● **Text shown**:
Are you trying to weld through the oxides on the hot rolled angle?
You can't.
You have to grind off any oxides.
TIG requires clean metal.
No oxides, paint, rust, oil, plating, or dirt.


Right, I know that. I do grind the area within about 1/2" of the
weld. On the pipe, it is so smooth and clean, I tried a wire wheel
and just using solvent, and don't see any difference.




Oh, so you are trying to use pure tungstens on DCEN.
No wonder your arc is going nuts.
Use Thoriated tungstens at least, but even better are Lanthanted
tungstens.
They work on AC or DCEN.

Thoriated work on DCEN, but are bad on AC.
Pures just suck, but they suck even worse on DCEN.

OK, thanks. I go bad advice from the guy at the welding store and
haven't gotten back for some different electrodes.


Get yourself some Lanthanted tungstens and never worry about what
tungsten you are using ever again.

Thanks! I have a pack of Thoriated elecrodes somewhere around here, but
I'll get some Lanthanated ones as soon as I can.

But, in this particular work, I get contamination all the way up
the electrode. Something in there, I'm guessing the hot rolled, is
making sparks - just like from a grinder. I'm pretty sure it isn't the
pipe or the filler metal (ER70S). Is this a problem with insufficient
shielding gas, or is this particular material just going to spit sparks?


Check your system for leaks.
Get yourself a small spray bottle, fill it with water and 1 tablespoon
of dish soap.
Spritz the soapy water on all your gas connections to find leaks.
Just look for the bubbles.


I'm pretty sure there are no leaks, now. Of course, the welder was a BIG
"leak" as it left the gas valve open all the time. That is now fixed.

Thanks much for all the help! I am actually getting good welds now in
this mixed steel job, and really getting a good feel for controlling the
arc and melt pool.

Jon



You should try some stainless steel filler rod on your steel welds to
see if they settle down.
Stainless can deal with more contaminated materiel.
The nickle and chrome help it flow in nicely.
  #5   Report Post  
Richard Coke
 
Posts: n/a
Default TIG questions

From: Jon Elson

Sometimes
I touch the electrode to the metal, but that contamination
burns off after a few seconds, it seems.


In addition to what Ernie has said I would advise you to not continue welding
after you contaminate the electrode. Stop, clean it, resharpen it and then go
back to work. You can get an accumulation of metal deposited on the inside of
the cup that boils off the electrode when you continue welding after you
contaminate the tip.

● **Available data**:

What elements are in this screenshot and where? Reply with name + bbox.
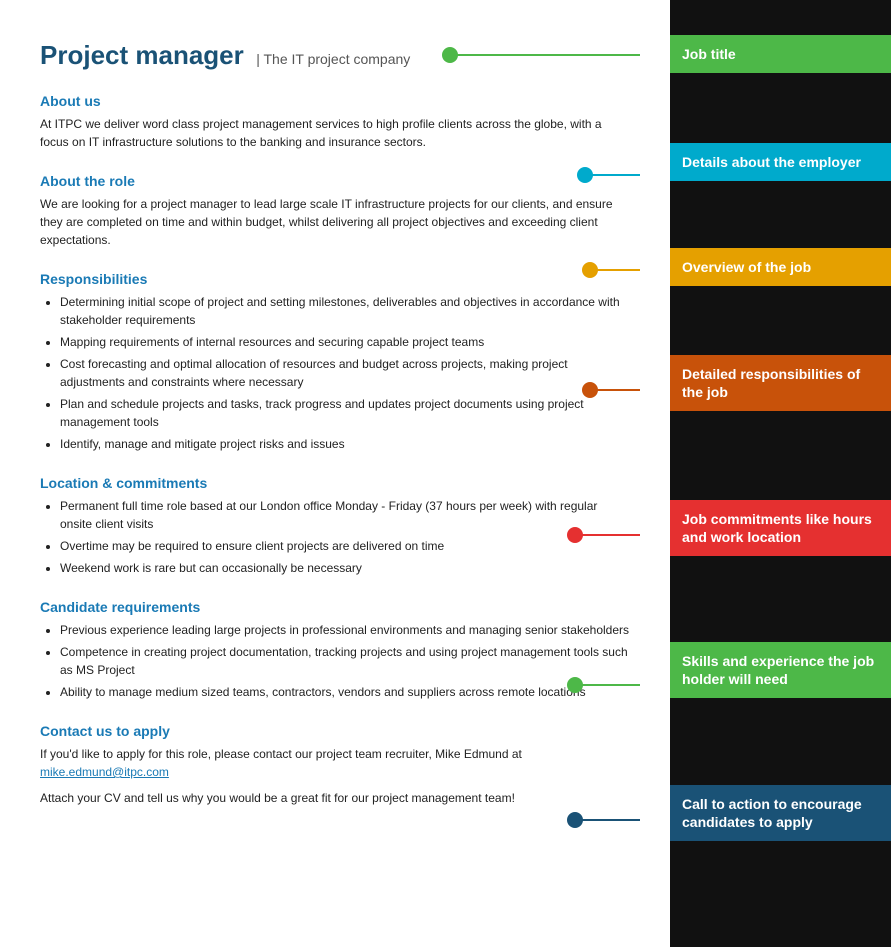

● **What the task requires**: Rewrite the stretch of the TIG welding thread from "Spritz the soapy" through "is now fixed.", putting "soap solution" in place of "soapy water". The material shown above is unrelated to the TIG welding thread.

● **Exercise output**:
Spritz the soap solution on all your gas connections to find leaks.
Just look for the bubbles.


I'm pretty sure there are no leaks, now. Of course, the welder was a BIG
"leak" as it left the gas valve open all the time. That is now fixed.